--- Start of Provided material ---

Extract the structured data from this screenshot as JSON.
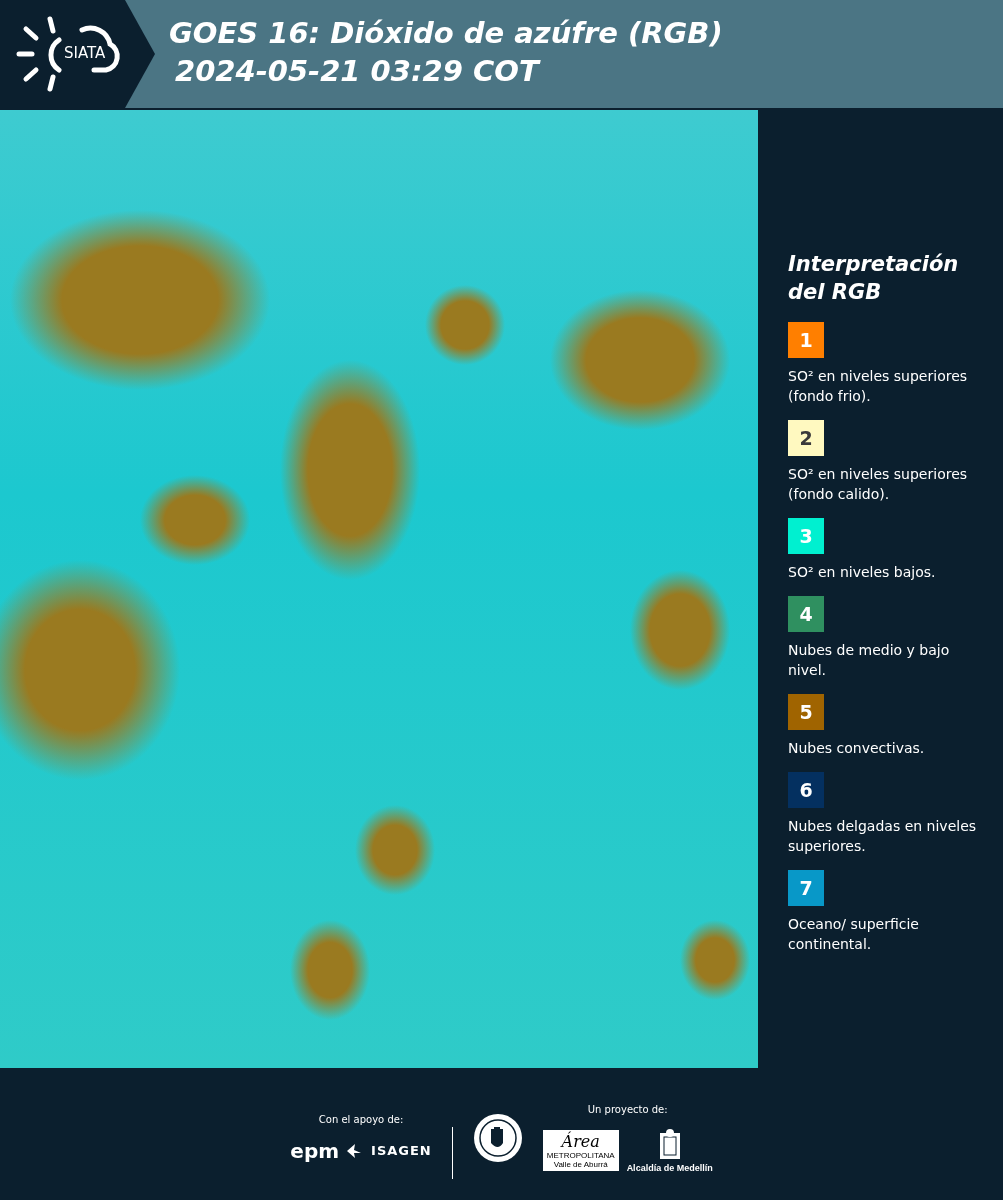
{
  "header": {
    "logo_text": "SIATA",
    "title_lines": [
      "GOES 16: Dióxido de azúfre (RGB)",
      "2024-05-21 03:29 COT"
    ]
  },
  "legend": {
    "title_lines": [
      "Interpretación",
      "del RGB"
    ],
    "items": [
      {
        "number": "1",
        "color": "#ff7f00",
        "text": "SO² en niveles superiores (fondo frio)."
      },
      {
        "number": "2",
        "color": "#fff9c0",
        "text": "SO² en niveles superiores (fondo calido)."
      },
      {
        "number": "3",
        "color": "#00f0d0",
        "text": "SO² en niveles bajos."
      },
      {
        "number": "4",
        "color": "#2f9060",
        "text": "Nubes de medio y bajo nivel."
      },
      {
        "number": "5",
        "color": "#a06400",
        "text": "Nubes convectivas."
      },
      {
        "number": "6",
        "color": "#043060",
        "text": "Nubes delgadas en niveles superiores."
      },
      {
        "number": "7",
        "color": "#0898c8",
        "text": "Oceano/ superficie continental."
      }
    ]
  },
  "footer": {
    "support_label": "Con el apoyo de:",
    "support_logos": [
      "epm",
      "ISAGEN"
    ],
    "project_label": "Un proyecto de:",
    "area_logo": {
      "title": "Área",
      "line_1": "METROPOLITANA",
      "line_2": "Valle de Aburrá"
    },
    "alcaldia_logo": "Alcaldía de Medellín"
  }
}
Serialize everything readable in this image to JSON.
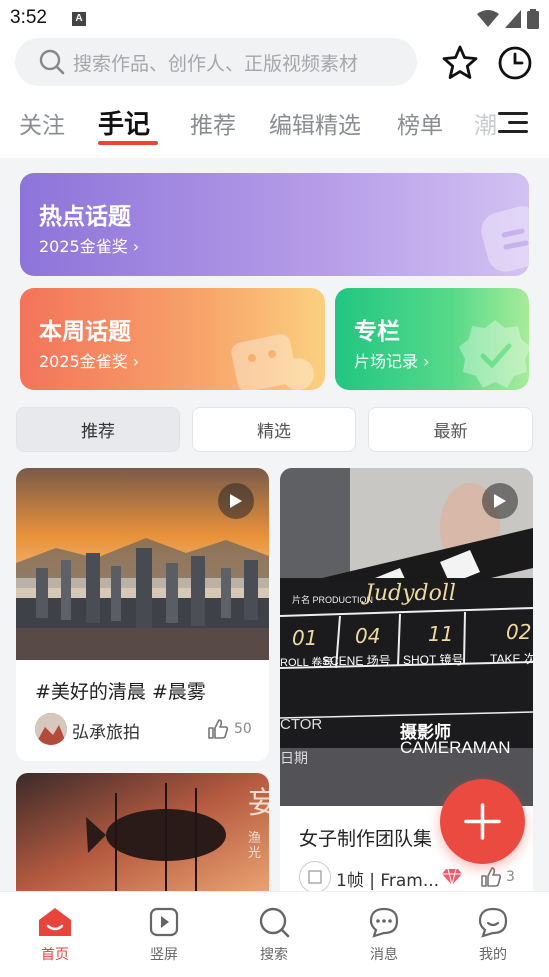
{
  "status_bar": {
    "time": "3:52",
    "notification_glyph": "A"
  },
  "search": {
    "placeholder": "搜索作品、创作人、正版视频素材"
  },
  "tabs": [
    {
      "label": "关注"
    },
    {
      "label": "手记"
    },
    {
      "label": "推荐"
    },
    {
      "label": "编辑精选"
    },
    {
      "label": "榜单"
    },
    {
      "label": "潮"
    }
  ],
  "topic_cards": {
    "hot": {
      "title": "热点话题",
      "subtitle": "2025金雀奖 ›"
    },
    "weekly": {
      "title": "本周话题",
      "subtitle": "2025金雀奖 ›"
    },
    "column": {
      "title": "专栏",
      "subtitle": "片场记录 ›"
    }
  },
  "filters": [
    {
      "label": "推荐"
    },
    {
      "label": "精选"
    },
    {
      "label": "最新"
    }
  ],
  "feed": [
    {
      "title": "#美好的清晨 #晨雾",
      "author": "弘承旅拍",
      "likes": "50"
    },
    {
      "title": "女子制作团队集",
      "author": "1帧 | Fram...",
      "likes": "3"
    }
  ],
  "clapper": {
    "production_label": "片名 PRODUCTION",
    "production_value": "Judydoll",
    "roll": "01",
    "scene": "04",
    "shot": "11",
    "take": "02",
    "labels": [
      "ROLL 卷号",
      "SCENE 场号",
      "SHOT 镜号",
      "TAKE 次"
    ],
    "director": "CTOR",
    "cameraman_cn": "摄影师",
    "cameraman_en": "CAMERAMAN",
    "date": "日期"
  },
  "fish_text": "渔光",
  "bottom_nav": [
    {
      "label": "首页"
    },
    {
      "label": "竖屏"
    },
    {
      "label": "搜索"
    },
    {
      "label": "消息"
    },
    {
      "label": "我的"
    }
  ],
  "colors": {
    "accent": "#e9443c",
    "hot_card": "#8d74d9",
    "week_card": "#f4735b",
    "column_card": "#21c582"
  }
}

--- End of Provided material ---

Instructions for the task
Retype all entries exactly as they appear, dropping the images.

Task solution
Extract the structured data from this screenshot as JSON.
{
  "header": {
    "logo_text": "SIATA",
    "title_lines": [
      "GOES 16: Dióxido de azúfre (RGB)",
      "2024-05-21 03:29 COT"
    ]
  },
  "legend": {
    "title_lines": [
      "Interpretación",
      "del RGB"
    ],
    "items": [
      {
        "number": "1",
        "color": "#ff7f00",
        "text": "SO² en niveles superiores (fondo frio)."
      },
      {
        "number": "2",
        "color": "#fff9c0",
        "text": "SO² en niveles superiores (fondo calido)."
      },
      {
        "number": "3",
        "color": "#00f0d0",
        "text": "SO² en niveles bajos."
      },
      {
        "number": "4",
        "color": "#2f9060",
        "text": "Nubes de medio y bajo nivel."
      },
      {
        "number": "5",
        "color": "#a06400",
        "text": "Nubes convectivas."
      },
      {
        "number": "6",
        "color": "#043060",
        "text": "Nubes delgadas en niveles superiores."
      },
      {
        "number": "7",
        "color": "#0898c8",
        "text": "Oceano/ superficie continental."
      }
    ]
  },
  "footer": {
    "support_label": "Con el apoyo de:",
    "support_logos": [
      "epm",
      "ISAGEN"
    ],
    "project_label": "Un proyecto de:",
    "area_logo": {
      "title": "Área",
      "line_1": "METROPOLITANA",
      "line_2": "Valle de Aburrá"
    },
    "alcaldia_logo": "Alcaldía de Medellín"
  }
}
Serialize everything readable in this image to JSON.
{
  "status_bar": {
    "time": "3:52",
    "notification_glyph": "A"
  },
  "search": {
    "placeholder": "搜索作品、创作人、正版视频素材"
  },
  "tabs": [
    {
      "label": "关注"
    },
    {
      "label": "手记"
    },
    {
      "label": "推荐"
    },
    {
      "label": "编辑精选"
    },
    {
      "label": "榜单"
    },
    {
      "label": "潮"
    }
  ],
  "topic_cards": {
    "hot": {
      "title": "热点话题",
      "subtitle": "2025金雀奖 ›"
    },
    "weekly": {
      "title": "本周话题",
      "subtitle": "2025金雀奖 ›"
    },
    "column": {
      "title": "专栏",
      "subtitle": "片场记录 ›"
    }
  },
  "filters": [
    {
      "label": "推荐"
    },
    {
      "label": "精选"
    },
    {
      "label": "最新"
    }
  ],
  "feed": [
    {
      "title": "#美好的清晨 #晨雾",
      "author": "弘承旅拍",
      "likes": "50"
    },
    {
      "title": "女子制作团队集",
      "author": "1帧 | Fram...",
      "likes": "3"
    }
  ],
  "clapper": {
    "production_label": "片名 PRODUCTION",
    "production_value": "Judydoll",
    "roll": "01",
    "scene": "04",
    "shot": "11",
    "take": "02",
    "labels": [
      "ROLL 卷号",
      "SCENE 场号",
      "SHOT 镜号",
      "TAKE 次"
    ],
    "director": "CTOR",
    "cameraman_cn": "摄影师",
    "cameraman_en": "CAMERAMAN",
    "date": "日期"
  },
  "fish_text": "渔光",
  "bottom_nav": [
    {
      "label": "首页"
    },
    {
      "label": "竖屏"
    },
    {
      "label": "搜索"
    },
    {
      "label": "消息"
    },
    {
      "label": "我的"
    }
  ],
  "colors": {
    "accent": "#e9443c",
    "hot_card": "#8d74d9",
    "week_card": "#f4735b",
    "column_card": "#21c582"
  }
}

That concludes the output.